→ Requirement
Copy all of the records below verbatim.
— start —
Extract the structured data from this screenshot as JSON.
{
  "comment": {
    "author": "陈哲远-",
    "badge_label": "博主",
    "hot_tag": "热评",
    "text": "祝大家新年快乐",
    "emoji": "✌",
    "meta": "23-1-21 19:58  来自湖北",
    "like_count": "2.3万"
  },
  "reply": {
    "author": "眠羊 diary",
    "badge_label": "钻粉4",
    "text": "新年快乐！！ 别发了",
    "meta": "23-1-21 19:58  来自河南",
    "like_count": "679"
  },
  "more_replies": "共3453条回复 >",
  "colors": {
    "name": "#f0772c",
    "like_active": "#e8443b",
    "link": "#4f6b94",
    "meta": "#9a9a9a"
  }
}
— end —
→ The reply
Extract the structured data from this screenshot as JSON.
{
  "comment": {
    "author": "陈哲远-",
    "badge_label": "博主",
    "hot_tag": "热评",
    "text": "祝大家新年快乐",
    "emoji": "✌",
    "meta": "23-1-21 19:58  来自湖北",
    "like_count": "2.3万"
  },
  "reply": {
    "author": "眠羊 diary",
    "badge_label": "钻粉4",
    "text": "新年快乐！！ 别发了",
    "meta": "23-1-21 19:58  来自河南",
    "like_count": "679"
  },
  "more_replies": "共3453条回复 >",
  "colors": {
    "name": "#f0772c",
    "like_active": "#e8443b",
    "link": "#4f6b94",
    "meta": "#9a9a9a"
  }
}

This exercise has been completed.